-- Start --

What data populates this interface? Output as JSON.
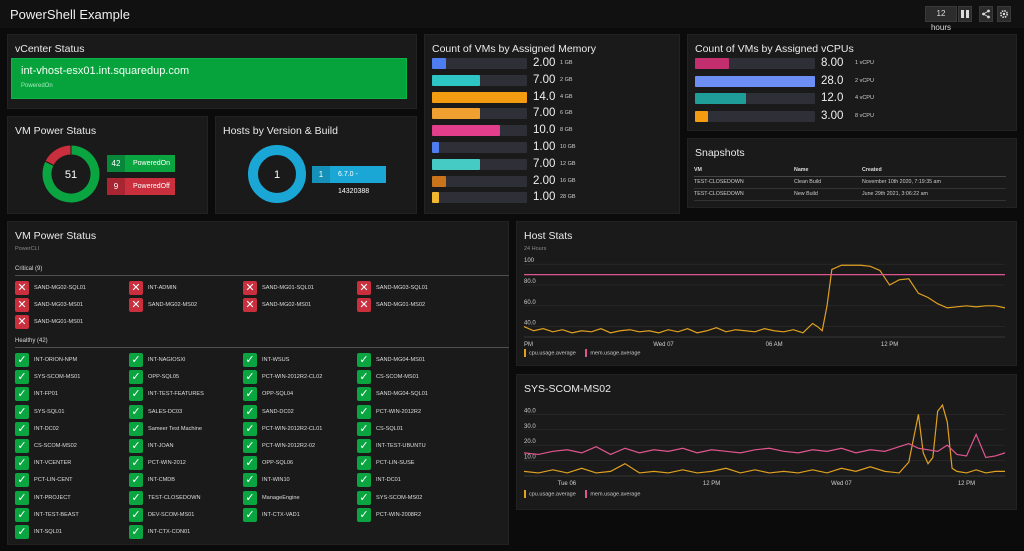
{
  "app": {
    "title": "PowerShell Example",
    "time_range": "12 hours"
  },
  "toolbar": {
    "grid_icon": "grid-icon",
    "share_icon": "share-icon",
    "settings_icon": "gear-icon"
  },
  "vcenter": {
    "title": "vCenter Status",
    "host": "int-vhost-esx01.int.squaredup.com",
    "state": "PoweredOn"
  },
  "vm_power_donut": {
    "title": "VM Power Status",
    "total": "51",
    "segments": [
      {
        "label": "PoweredOn",
        "count": "42",
        "value": 42,
        "color": "#0aa541"
      },
      {
        "label": "PoweredOff",
        "count": "9",
        "value": 9,
        "color": "#c92f3d"
      }
    ]
  },
  "hosts_donut": {
    "title": "Hosts by Version & Build",
    "total": "1",
    "segments": [
      {
        "label": "6.7.0 - 14320388",
        "count": "1",
        "value": 1,
        "color": "#1aa7d6"
      }
    ]
  },
  "memory_chart": {
    "title": "Count of VMs by Assigned Memory",
    "max": 14,
    "rows": [
      {
        "cat": "1 GB",
        "value": 2,
        "label": "2.00",
        "color": "#4e7df0"
      },
      {
        "cat": "2 GB",
        "value": 7,
        "label": "7.00",
        "color": "#2ec5c5"
      },
      {
        "cat": "4 GB",
        "value": 14,
        "label": "14.0",
        "color": "#f39c12"
      },
      {
        "cat": "6 GB",
        "value": 7,
        "label": "7.00",
        "color": "#f0a030"
      },
      {
        "cat": "8 GB",
        "value": 10,
        "label": "10.0",
        "color": "#e23e8c"
      },
      {
        "cat": "10 GB",
        "value": 1,
        "label": "1.00",
        "color": "#4e7df0"
      },
      {
        "cat": "12 GB",
        "value": 7,
        "label": "7.00",
        "color": "#46cbc4"
      },
      {
        "cat": "16 GB",
        "value": 2,
        "label": "2.00",
        "color": "#c9731a"
      },
      {
        "cat": "28 GB",
        "value": 1,
        "label": "1.00",
        "color": "#f2b830"
      }
    ]
  },
  "vcpu_chart": {
    "title": "Count of VMs by Assigned vCPUs",
    "max": 28,
    "rows": [
      {
        "cat": "1 vCPU",
        "value": 8,
        "label": "8.00",
        "color": "#c32e6f"
      },
      {
        "cat": "2 vCPU",
        "value": 28,
        "label": "28.0",
        "color": "#6d8ef5"
      },
      {
        "cat": "4 vCPU",
        "value": 12,
        "label": "12.0",
        "color": "#1f9e99"
      },
      {
        "cat": "8 vCPU",
        "value": 3,
        "label": "3.00",
        "color": "#f39c12"
      }
    ]
  },
  "snapshots": {
    "title": "Snapshots",
    "columns": [
      "VM",
      "Name",
      "Created"
    ],
    "rows": [
      [
        "TEST-CLOSEDOWN",
        "Clean Build",
        "November 10th 2020, 7:19:35 am"
      ],
      [
        "TEST-CLOSEDOWN",
        "New Build",
        "June 29th 2021, 3:06:22 am"
      ]
    ]
  },
  "vm_status": {
    "title": "VM Power Status",
    "subtitle": "PowerCLI",
    "critical_label": "Critical (9)",
    "healthy_label": "Healthy (42)",
    "critical": [
      "SAND-MG02-SQL01",
      "INT-ADMIN",
      "SAND-MG01-SQL01",
      "SAND-MG03-SQL01",
      "SAND-MG03-MS01",
      "SAND-MG02-MS02",
      "SAND-MG02-MS01",
      "SAND-MG01-MS02",
      "SAND-MG01-MS01"
    ],
    "healthy": [
      "INT-ORION-NPM",
      "INT-NAGIOSXI",
      "INT-WSUS",
      "SAND-MG04-MS01",
      "SYS-SCOM-MS01",
      "OPP-SQL05",
      "PCT-WIN-2012R2-CL02",
      "CS-SCOM-MS01",
      "INT-FP01",
      "INT-TEST-FEATURES",
      "OPP-SQL04",
      "SAND-MG04-SQL01",
      "SYS-SQL01",
      "SALES-DC03",
      "SAND-DC02",
      "PCT-WIN-2012R2",
      "INT-DC02",
      "Sameer Test Machine",
      "PCT-WIN-2012R2-CL01",
      "CS-SQL01",
      "CS-SCOM-MS02",
      "INT-JOAN",
      "PCT-WIN-2012R2-02",
      "INT-TEST-UBUNTU",
      "INT-VCENTER",
      "PCT-WIN-2012",
      "OPP-SQL06",
      "PCT-LIN-SUSE",
      "PCT-LIN-CENT",
      "INT-CMDB",
      "INT-WIN10",
      "INT-DC01",
      "INT-PROJECT",
      "TEST-CLOSEDOWN",
      "ManageEngine",
      "SYS-SCOM-MS02",
      "INT-TEST-BEAST",
      "DEV-SCOM-MS01",
      "INT-CTX-VAD1",
      "PCT-WIN-2008R2",
      "INT-SQL01",
      "INT-CTX-CON01"
    ]
  },
  "chart_data": [
    {
      "type": "line",
      "title": "Host Stats",
      "subtitle": "24 Hours",
      "x_ticks": [
        "PM",
        "Wed 07",
        "06 AM",
        "12 PM"
      ],
      "y_ticks": [
        "100",
        "80.0",
        "60.0",
        "40.0"
      ],
      "ylim": [
        30,
        105
      ],
      "xlim": [
        0,
        100
      ],
      "series": [
        {
          "name": "cpu.usage.average",
          "color": "#e0a020",
          "x": [
            0,
            2,
            4,
            6,
            8,
            10,
            12,
            14,
            16,
            18,
            20,
            22,
            24,
            26,
            28,
            30,
            32,
            34,
            36,
            38,
            40,
            42,
            44,
            46,
            48,
            50,
            52,
            54,
            56,
            58,
            60,
            61,
            62,
            63,
            64,
            66,
            68,
            70,
            72,
            74,
            76,
            78,
            80,
            82,
            84,
            86,
            88,
            90,
            92,
            94,
            96,
            98,
            100
          ],
          "y": [
            40,
            36,
            38,
            35,
            37,
            34,
            36,
            35,
            38,
            34,
            36,
            37,
            35,
            36,
            34,
            37,
            35,
            38,
            34,
            36,
            39,
            35,
            37,
            36,
            35,
            38,
            36,
            35,
            37,
            34,
            43,
            40,
            36,
            60,
            95,
            99,
            99,
            99,
            98,
            94,
            80,
            85,
            86,
            72,
            68,
            62,
            58,
            59,
            60,
            59,
            60,
            60,
            58
          ]
        },
        {
          "name": "mem.usage.average",
          "color": "#e0558f",
          "x": [
            0,
            100
          ],
          "y": [
            90,
            90
          ]
        }
      ]
    },
    {
      "type": "line",
      "title": "SYS-SCOM-MS02",
      "x_ticks": [
        "Tue 06",
        "12 PM",
        "Wed 07",
        "12 PM"
      ],
      "y_ticks": [
        "40.0",
        "30.0",
        "20.0",
        "10.0"
      ],
      "ylim": [
        0,
        48
      ],
      "xlim": [
        0,
        100
      ],
      "series": [
        {
          "name": "cpu.usage.average",
          "color": "#e0a020",
          "x": [
            0,
            3,
            6,
            9,
            12,
            15,
            18,
            21,
            24,
            27,
            30,
            33,
            36,
            39,
            42,
            45,
            48,
            51,
            54,
            57,
            60,
            63,
            66,
            69,
            72,
            75,
            78,
            80,
            82,
            83,
            84,
            85,
            86,
            87,
            88,
            89,
            90,
            92,
            94,
            96,
            98,
            100
          ],
          "y": [
            3,
            2,
            4,
            2,
            5,
            2,
            3,
            8,
            2,
            3,
            2,
            4,
            2,
            3,
            5,
            2,
            4,
            2,
            3,
            2,
            4,
            2,
            5,
            3,
            6,
            3,
            2,
            9,
            40,
            15,
            8,
            12,
            42,
            46,
            35,
            5,
            3,
            2,
            4,
            2,
            3,
            3
          ]
        },
        {
          "name": "mem.usage.average",
          "color": "#e0558f",
          "x": [
            0,
            3,
            6,
            9,
            12,
            15,
            18,
            21,
            24,
            27,
            30,
            33,
            36,
            39,
            42,
            45,
            48,
            51,
            54,
            57,
            60,
            63,
            66,
            69,
            72,
            75,
            78,
            80,
            82,
            84,
            86,
            88,
            90,
            92,
            94,
            96,
            98,
            100
          ],
          "y": [
            15,
            14,
            16,
            17,
            15,
            19,
            14,
            18,
            15,
            17,
            16,
            18,
            15,
            17,
            16,
            15,
            17,
            18,
            16,
            15,
            17,
            16,
            18,
            15,
            17,
            16,
            19,
            21,
            18,
            17,
            16,
            20,
            14,
            13,
            27,
            12,
            13,
            15
          ]
        }
      ]
    }
  ]
}
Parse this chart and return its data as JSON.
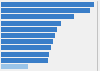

-- End --

_GIVEN REQUEST:_
Examine the records and report how many lines contain the string "Assigned". Only the number should be given.

_RESULT OF THIS TASK:_
2